§ PROMPT
For the material that follows, list every line containing the word "ylabel".

[Dataset records]
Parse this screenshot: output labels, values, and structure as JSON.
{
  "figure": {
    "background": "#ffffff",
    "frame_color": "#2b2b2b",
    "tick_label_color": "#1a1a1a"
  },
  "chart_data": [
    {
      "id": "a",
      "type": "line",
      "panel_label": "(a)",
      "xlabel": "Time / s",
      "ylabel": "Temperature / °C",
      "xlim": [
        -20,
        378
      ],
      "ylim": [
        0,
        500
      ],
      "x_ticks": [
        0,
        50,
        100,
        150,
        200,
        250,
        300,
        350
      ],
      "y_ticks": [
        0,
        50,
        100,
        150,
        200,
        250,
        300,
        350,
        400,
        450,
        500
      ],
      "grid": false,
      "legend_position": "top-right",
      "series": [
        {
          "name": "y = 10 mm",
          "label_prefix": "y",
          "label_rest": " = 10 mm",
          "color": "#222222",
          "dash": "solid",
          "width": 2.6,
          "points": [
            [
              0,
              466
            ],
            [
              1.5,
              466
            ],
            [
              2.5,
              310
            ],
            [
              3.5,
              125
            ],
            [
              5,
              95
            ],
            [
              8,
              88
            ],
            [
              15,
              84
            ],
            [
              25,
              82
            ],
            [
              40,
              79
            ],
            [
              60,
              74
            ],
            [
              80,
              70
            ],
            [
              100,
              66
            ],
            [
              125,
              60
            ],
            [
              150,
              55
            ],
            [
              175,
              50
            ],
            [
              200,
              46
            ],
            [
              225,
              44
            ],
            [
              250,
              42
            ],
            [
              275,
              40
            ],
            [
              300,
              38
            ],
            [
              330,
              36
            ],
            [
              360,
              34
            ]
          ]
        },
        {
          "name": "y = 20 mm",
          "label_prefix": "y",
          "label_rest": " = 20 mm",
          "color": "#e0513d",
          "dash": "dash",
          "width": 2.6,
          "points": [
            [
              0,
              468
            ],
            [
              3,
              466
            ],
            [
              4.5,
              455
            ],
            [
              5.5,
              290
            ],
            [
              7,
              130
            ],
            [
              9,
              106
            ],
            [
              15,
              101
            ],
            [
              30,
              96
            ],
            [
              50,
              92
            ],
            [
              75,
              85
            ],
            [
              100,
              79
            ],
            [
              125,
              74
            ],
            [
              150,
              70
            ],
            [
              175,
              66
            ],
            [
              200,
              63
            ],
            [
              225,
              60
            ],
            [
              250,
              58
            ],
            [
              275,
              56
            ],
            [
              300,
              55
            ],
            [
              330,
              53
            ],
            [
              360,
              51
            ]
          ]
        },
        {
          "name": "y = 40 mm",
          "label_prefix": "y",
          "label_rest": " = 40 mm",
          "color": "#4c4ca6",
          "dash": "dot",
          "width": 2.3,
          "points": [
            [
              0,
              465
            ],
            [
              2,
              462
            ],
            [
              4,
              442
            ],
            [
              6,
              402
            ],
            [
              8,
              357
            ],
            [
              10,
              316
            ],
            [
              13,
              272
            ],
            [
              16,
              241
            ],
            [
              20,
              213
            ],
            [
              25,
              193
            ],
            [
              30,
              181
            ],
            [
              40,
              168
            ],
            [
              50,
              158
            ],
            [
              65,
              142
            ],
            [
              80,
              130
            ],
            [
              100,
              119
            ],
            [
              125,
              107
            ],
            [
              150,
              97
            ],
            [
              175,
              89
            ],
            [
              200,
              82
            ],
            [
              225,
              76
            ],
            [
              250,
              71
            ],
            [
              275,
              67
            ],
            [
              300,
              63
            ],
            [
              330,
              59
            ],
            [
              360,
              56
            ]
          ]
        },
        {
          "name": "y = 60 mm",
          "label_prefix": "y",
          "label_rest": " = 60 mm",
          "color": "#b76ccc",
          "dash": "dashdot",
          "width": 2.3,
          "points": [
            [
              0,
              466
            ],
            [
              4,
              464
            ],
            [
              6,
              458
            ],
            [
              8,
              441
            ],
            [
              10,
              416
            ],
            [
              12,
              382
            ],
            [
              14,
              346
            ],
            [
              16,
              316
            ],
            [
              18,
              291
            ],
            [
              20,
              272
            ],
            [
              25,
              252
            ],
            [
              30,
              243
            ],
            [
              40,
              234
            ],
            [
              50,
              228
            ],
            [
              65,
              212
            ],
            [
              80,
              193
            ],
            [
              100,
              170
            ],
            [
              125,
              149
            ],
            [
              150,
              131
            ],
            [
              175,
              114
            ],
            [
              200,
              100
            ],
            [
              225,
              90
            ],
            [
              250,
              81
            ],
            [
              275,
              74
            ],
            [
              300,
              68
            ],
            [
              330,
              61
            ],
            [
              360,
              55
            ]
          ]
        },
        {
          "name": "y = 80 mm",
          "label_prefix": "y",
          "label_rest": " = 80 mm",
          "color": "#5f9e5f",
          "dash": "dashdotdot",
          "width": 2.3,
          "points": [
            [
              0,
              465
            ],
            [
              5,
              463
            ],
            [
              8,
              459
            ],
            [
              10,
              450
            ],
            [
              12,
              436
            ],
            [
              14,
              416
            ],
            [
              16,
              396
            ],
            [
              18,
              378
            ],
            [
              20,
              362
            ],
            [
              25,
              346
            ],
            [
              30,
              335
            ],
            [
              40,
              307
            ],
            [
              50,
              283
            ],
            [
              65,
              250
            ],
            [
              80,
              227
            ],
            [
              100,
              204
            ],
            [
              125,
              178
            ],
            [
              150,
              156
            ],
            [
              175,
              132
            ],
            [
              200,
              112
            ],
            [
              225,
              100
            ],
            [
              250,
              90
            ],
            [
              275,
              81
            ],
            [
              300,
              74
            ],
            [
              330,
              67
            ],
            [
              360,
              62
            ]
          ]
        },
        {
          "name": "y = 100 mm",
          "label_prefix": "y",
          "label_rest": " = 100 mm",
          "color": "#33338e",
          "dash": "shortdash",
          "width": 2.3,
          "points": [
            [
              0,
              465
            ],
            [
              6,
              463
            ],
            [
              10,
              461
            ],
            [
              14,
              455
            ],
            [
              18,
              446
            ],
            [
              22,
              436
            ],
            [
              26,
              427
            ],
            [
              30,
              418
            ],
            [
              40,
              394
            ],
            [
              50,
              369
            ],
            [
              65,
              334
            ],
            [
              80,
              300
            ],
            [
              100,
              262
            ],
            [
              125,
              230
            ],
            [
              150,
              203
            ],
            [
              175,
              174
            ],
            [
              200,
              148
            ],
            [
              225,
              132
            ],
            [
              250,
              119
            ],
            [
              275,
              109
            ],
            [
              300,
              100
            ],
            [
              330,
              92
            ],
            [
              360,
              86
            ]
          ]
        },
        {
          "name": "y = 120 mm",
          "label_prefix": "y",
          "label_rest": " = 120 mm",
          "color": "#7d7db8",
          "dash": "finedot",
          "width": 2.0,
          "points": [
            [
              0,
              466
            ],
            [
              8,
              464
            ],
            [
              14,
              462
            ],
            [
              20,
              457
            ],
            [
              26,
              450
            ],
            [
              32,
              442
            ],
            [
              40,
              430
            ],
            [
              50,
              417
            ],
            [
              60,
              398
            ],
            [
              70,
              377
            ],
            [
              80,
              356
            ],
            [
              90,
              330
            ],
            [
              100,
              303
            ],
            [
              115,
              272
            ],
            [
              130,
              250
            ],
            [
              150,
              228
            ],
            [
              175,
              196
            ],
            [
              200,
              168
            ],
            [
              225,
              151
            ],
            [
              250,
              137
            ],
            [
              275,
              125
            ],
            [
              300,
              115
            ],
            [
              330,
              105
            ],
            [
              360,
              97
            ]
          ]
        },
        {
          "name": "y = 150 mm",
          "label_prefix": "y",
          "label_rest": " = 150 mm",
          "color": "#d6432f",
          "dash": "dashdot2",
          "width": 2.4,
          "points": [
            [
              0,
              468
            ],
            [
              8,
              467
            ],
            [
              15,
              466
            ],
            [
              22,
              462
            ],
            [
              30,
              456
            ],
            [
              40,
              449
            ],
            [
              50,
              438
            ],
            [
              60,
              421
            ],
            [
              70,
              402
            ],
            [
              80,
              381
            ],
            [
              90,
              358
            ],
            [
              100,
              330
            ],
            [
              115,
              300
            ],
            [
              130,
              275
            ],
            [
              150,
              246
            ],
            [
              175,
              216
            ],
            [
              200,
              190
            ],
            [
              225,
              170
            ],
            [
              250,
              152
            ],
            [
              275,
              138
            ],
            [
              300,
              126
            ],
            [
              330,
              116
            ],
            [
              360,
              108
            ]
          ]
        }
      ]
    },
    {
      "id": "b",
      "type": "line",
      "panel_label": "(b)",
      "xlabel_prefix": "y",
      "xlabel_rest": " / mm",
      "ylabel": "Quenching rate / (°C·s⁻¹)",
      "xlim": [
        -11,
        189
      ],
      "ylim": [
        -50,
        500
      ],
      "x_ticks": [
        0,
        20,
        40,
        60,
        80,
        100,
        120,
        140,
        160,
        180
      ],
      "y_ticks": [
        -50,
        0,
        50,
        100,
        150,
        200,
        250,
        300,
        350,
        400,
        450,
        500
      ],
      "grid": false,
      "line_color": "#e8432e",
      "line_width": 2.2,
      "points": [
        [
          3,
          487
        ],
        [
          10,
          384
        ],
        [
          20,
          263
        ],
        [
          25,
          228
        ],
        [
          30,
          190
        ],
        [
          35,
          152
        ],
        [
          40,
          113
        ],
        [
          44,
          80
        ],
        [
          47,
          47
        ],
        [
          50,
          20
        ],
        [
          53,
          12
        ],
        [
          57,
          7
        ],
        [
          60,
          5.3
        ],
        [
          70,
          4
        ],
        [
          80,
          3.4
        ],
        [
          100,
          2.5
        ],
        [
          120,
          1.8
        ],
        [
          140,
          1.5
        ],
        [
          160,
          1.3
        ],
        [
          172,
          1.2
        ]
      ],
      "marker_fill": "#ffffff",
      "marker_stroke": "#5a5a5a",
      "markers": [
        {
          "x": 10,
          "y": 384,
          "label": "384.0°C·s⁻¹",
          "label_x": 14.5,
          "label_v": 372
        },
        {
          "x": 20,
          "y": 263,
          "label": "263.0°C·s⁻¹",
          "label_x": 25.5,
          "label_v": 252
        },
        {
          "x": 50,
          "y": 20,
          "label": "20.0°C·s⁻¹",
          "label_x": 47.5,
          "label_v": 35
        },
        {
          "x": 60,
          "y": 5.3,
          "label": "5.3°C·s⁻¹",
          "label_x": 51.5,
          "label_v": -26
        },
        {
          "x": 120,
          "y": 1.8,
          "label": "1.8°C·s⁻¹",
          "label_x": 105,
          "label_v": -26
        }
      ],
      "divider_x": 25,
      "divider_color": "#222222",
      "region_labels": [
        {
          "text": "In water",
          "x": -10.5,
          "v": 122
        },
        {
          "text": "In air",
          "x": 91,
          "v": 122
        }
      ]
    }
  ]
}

§ THE ANSWER
      "ylabel": "Temperature / °C",
      "ylabel": "Quenching rate / (°C·s⁻¹)",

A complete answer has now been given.